Task requirements:
Exactly repeat the material, dropping only the pictures.

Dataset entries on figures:
══════

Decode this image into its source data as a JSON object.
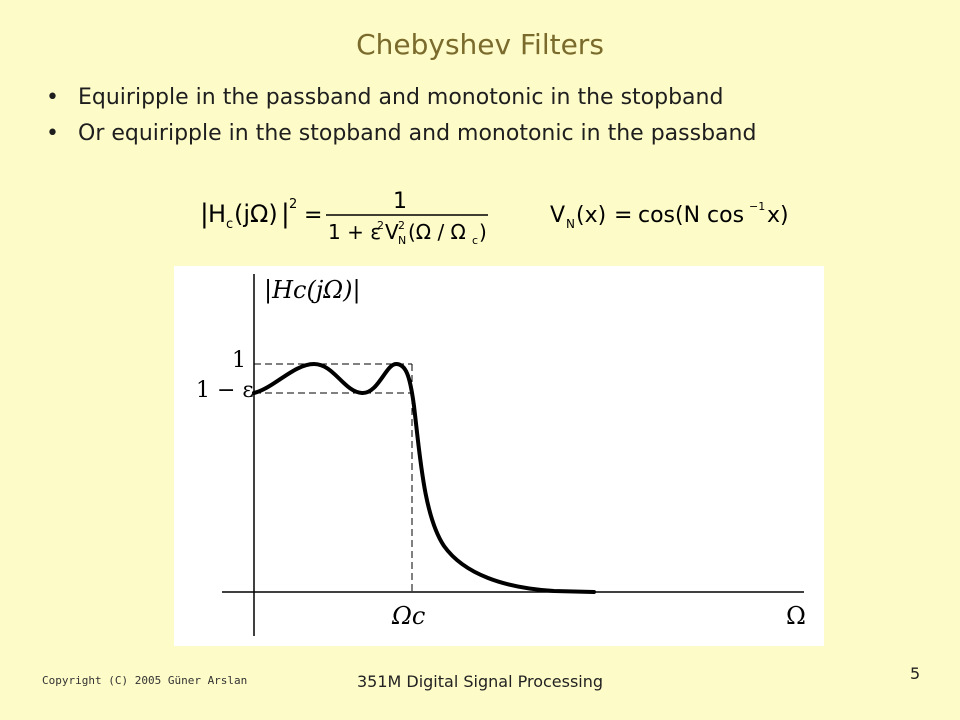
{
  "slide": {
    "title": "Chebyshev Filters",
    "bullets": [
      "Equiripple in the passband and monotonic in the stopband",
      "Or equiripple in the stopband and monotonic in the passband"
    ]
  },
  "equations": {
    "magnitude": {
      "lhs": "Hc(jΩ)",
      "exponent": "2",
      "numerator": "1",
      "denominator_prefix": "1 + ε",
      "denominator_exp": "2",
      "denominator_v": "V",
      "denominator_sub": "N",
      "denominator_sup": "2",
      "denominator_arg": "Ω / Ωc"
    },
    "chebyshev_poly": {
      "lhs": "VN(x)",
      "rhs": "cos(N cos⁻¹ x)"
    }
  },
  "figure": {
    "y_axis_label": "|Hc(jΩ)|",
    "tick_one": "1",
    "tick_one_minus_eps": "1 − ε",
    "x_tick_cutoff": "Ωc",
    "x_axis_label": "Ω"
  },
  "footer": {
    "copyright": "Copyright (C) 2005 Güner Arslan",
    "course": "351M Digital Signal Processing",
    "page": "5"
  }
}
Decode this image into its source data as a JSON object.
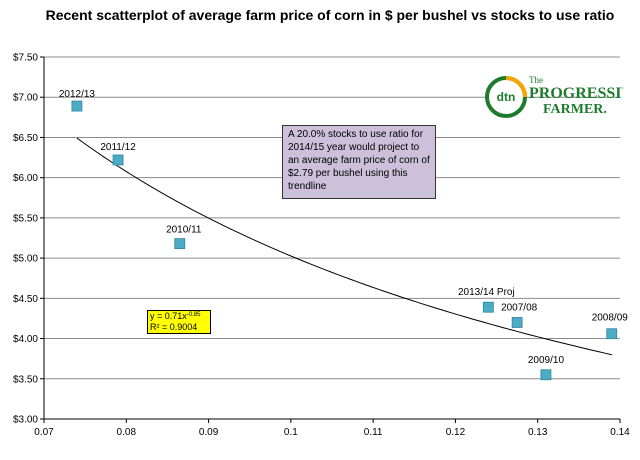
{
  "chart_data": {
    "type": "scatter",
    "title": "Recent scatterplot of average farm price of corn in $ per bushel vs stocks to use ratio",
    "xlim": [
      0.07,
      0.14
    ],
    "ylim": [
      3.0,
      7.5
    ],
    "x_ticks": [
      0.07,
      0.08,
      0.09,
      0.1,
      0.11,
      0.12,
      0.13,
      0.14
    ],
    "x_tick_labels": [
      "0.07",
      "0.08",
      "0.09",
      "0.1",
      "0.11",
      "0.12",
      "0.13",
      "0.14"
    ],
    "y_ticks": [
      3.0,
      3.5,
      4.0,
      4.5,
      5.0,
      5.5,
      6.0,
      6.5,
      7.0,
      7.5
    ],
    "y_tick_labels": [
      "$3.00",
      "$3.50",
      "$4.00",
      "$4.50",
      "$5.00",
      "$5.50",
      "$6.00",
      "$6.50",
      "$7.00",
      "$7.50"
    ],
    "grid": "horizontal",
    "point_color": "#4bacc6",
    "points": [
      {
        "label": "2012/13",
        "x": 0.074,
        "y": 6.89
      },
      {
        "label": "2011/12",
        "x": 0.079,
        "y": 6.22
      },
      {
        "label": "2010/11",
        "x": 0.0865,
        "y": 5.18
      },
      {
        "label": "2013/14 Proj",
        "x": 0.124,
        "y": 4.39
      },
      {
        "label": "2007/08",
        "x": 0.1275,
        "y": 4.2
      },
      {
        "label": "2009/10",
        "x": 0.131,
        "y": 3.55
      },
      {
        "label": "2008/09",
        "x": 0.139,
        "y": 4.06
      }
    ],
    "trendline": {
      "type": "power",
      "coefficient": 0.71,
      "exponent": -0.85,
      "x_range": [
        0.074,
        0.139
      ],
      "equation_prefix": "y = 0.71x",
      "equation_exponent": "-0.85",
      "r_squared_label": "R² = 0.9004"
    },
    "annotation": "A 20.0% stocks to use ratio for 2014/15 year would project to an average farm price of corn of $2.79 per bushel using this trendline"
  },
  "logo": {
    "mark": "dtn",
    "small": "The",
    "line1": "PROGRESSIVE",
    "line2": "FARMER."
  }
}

══════

Task solution:
Decode this image into its source data as a JSON object.
{
  "slide": {
    "title": "Chebyshev Filters",
    "bullets": [
      "Equiripple in the passband and monotonic in the stopband",
      "Or equiripple in the stopband and monotonic in the passband"
    ]
  },
  "equations": {
    "magnitude": {
      "lhs": "Hc(jΩ)",
      "exponent": "2",
      "numerator": "1",
      "denominator_prefix": "1 + ε",
      "denominator_exp": "2",
      "denominator_v": "V",
      "denominator_sub": "N",
      "denominator_sup": "2",
      "denominator_arg": "Ω / Ωc"
    },
    "chebyshev_poly": {
      "lhs": "VN(x)",
      "rhs": "cos(N cos⁻¹ x)"
    }
  },
  "figure": {
    "y_axis_label": "|Hc(jΩ)|",
    "tick_one": "1",
    "tick_one_minus_eps": "1 − ε",
    "x_tick_cutoff": "Ωc",
    "x_axis_label": "Ω"
  },
  "footer": {
    "copyright": "Copyright (C) 2005 Güner Arslan",
    "course": "351M Digital Signal Processing",
    "page": "5"
  }
}
Decode this image into its source data as a JSON object.
{
  "chart_data": {
    "type": "scatter",
    "title": "Recent scatterplot of average farm price of corn in $ per bushel vs stocks to use ratio",
    "xlim": [
      0.07,
      0.14
    ],
    "ylim": [
      3.0,
      7.5
    ],
    "x_ticks": [
      0.07,
      0.08,
      0.09,
      0.1,
      0.11,
      0.12,
      0.13,
      0.14
    ],
    "x_tick_labels": [
      "0.07",
      "0.08",
      "0.09",
      "0.1",
      "0.11",
      "0.12",
      "0.13",
      "0.14"
    ],
    "y_ticks": [
      3.0,
      3.5,
      4.0,
      4.5,
      5.0,
      5.5,
      6.0,
      6.5,
      7.0,
      7.5
    ],
    "y_tick_labels": [
      "$3.00",
      "$3.50",
      "$4.00",
      "$4.50",
      "$5.00",
      "$5.50",
      "$6.00",
      "$6.50",
      "$7.00",
      "$7.50"
    ],
    "grid": "horizontal",
    "point_color": "#4bacc6",
    "points": [
      {
        "label": "2012/13",
        "x": 0.074,
        "y": 6.89
      },
      {
        "label": "2011/12",
        "x": 0.079,
        "y": 6.22
      },
      {
        "label": "2010/11",
        "x": 0.0865,
        "y": 5.18
      },
      {
        "label": "2013/14 Proj",
        "x": 0.124,
        "y": 4.39
      },
      {
        "label": "2007/08",
        "x": 0.1275,
        "y": 4.2
      },
      {
        "label": "2009/10",
        "x": 0.131,
        "y": 3.55
      },
      {
        "label": "2008/09",
        "x": 0.139,
        "y": 4.06
      }
    ],
    "trendline": {
      "type": "power",
      "coefficient": 0.71,
      "exponent": -0.85,
      "x_range": [
        0.074,
        0.139
      ],
      "equation_prefix": "y = 0.71x",
      "equation_exponent": "-0.85",
      "r_squared_label": "R² = 0.9004"
    },
    "annotation": "A 20.0% stocks to use ratio for 2014/15 year would project to an average farm price of corn of $2.79 per bushel using this trendline"
  },
  "logo": {
    "mark": "dtn",
    "small": "The",
    "line1": "PROGRESSIVE",
    "line2": "FARMER."
  }
}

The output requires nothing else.